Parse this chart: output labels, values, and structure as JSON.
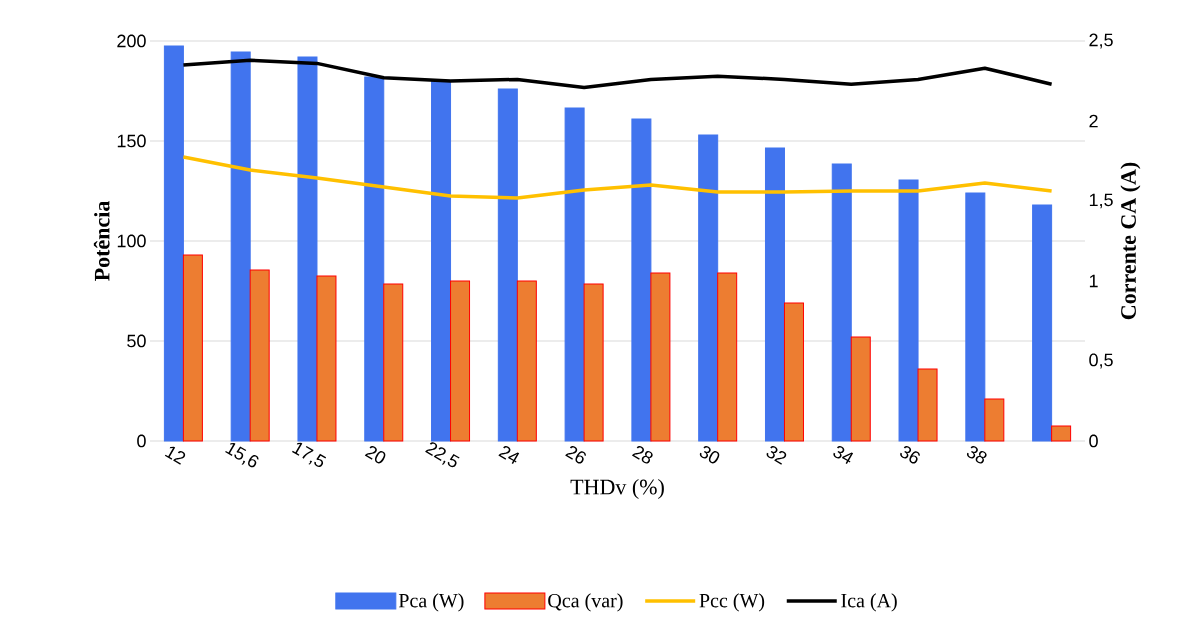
{
  "chart_data": {
    "type": "bar",
    "xlabel": "THDv (%)",
    "ylabel": "Potência",
    "y2label": "Corrente CA (A)",
    "categories": [
      "12",
      "15,6",
      "17,5",
      "20",
      "22,5",
      "24",
      "26",
      "28",
      "30",
      "32",
      "34",
      "36",
      "38",
      null
    ],
    "series": [
      {
        "name": "Pca (W)",
        "color": "#4174ee",
        "values": [
          197.5,
          194.5,
          192,
          182,
          180,
          176,
          166.5,
          161,
          153,
          146.5,
          138.5,
          130.5,
          124,
          118
        ]
      },
      {
        "name": "Qca (var)",
        "color": "#ed7d31",
        "values": [
          93,
          85.5,
          82.5,
          78.5,
          80,
          80,
          78.5,
          84,
          84,
          69,
          52,
          36,
          21,
          7.5
        ]
      },
      {
        "name": "Pcc (W)",
        "type": "line",
        "color": "#ffc000",
        "values": [
          142,
          135.5,
          131.5,
          127,
          122.5,
          121.5,
          125.5,
          128,
          124.5,
          124.5,
          125,
          125,
          129,
          125
        ]
      },
      {
        "name": "Ica (A)",
        "type": "line",
        "axis": "y2",
        "color": "#000000",
        "values": [
          2.35,
          2.38,
          2.36,
          2.27,
          2.25,
          2.26,
          2.21,
          2.26,
          2.28,
          2.26,
          2.23,
          2.26,
          2.33,
          2.23
        ]
      }
    ],
    "ylim": [
      0,
      200
    ],
    "yticks": [
      0,
      50,
      100,
      150,
      200
    ],
    "y2lim": [
      0,
      2.5
    ],
    "y2ticks": [
      0,
      {
        "value": 0.5,
        "label": "0,5"
      },
      1,
      {
        "value": 1.5,
        "label": "1,5"
      },
      2,
      {
        "value": 2.5,
        "label": "2,5"
      }
    ],
    "grid": "y",
    "legend": "bottom"
  }
}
::::
Transcribe the complete set of entries verbatim. No pictures belong in the copy.

● Solution to this exercise:
Parse this chart: output labels, values, and structure as JSON.
{
  "chart_data": {
    "type": "bar",
    "xlabel": "THDv (%)",
    "ylabel": "Potência",
    "y2label": "Corrente CA (A)",
    "categories": [
      "12",
      "15,6",
      "17,5",
      "20",
      "22,5",
      "24",
      "26",
      "28",
      "30",
      "32",
      "34",
      "36",
      "38",
      null
    ],
    "series": [
      {
        "name": "Pca (W)",
        "color": "#4174ee",
        "values": [
          197.5,
          194.5,
          192,
          182,
          180,
          176,
          166.5,
          161,
          153,
          146.5,
          138.5,
          130.5,
          124,
          118
        ]
      },
      {
        "name": "Qca (var)",
        "color": "#ed7d31",
        "values": [
          93,
          85.5,
          82.5,
          78.5,
          80,
          80,
          78.5,
          84,
          84,
          69,
          52,
          36,
          21,
          7.5
        ]
      },
      {
        "name": "Pcc (W)",
        "type": "line",
        "color": "#ffc000",
        "values": [
          142,
          135.5,
          131.5,
          127,
          122.5,
          121.5,
          125.5,
          128,
          124.5,
          124.5,
          125,
          125,
          129,
          125
        ]
      },
      {
        "name": "Ica (A)",
        "type": "line",
        "axis": "y2",
        "color": "#000000",
        "values": [
          2.35,
          2.38,
          2.36,
          2.27,
          2.25,
          2.26,
          2.21,
          2.26,
          2.28,
          2.26,
          2.23,
          2.26,
          2.33,
          2.23
        ]
      }
    ],
    "ylim": [
      0,
      200
    ],
    "yticks": [
      0,
      50,
      100,
      150,
      200
    ],
    "y2lim": [
      0,
      2.5
    ],
    "y2ticks": [
      0,
      {
        "value": 0.5,
        "label": "0,5"
      },
      1,
      {
        "value": 1.5,
        "label": "1,5"
      },
      2,
      {
        "value": 2.5,
        "label": "2,5"
      }
    ],
    "grid": "y",
    "legend": "bottom"
  }
}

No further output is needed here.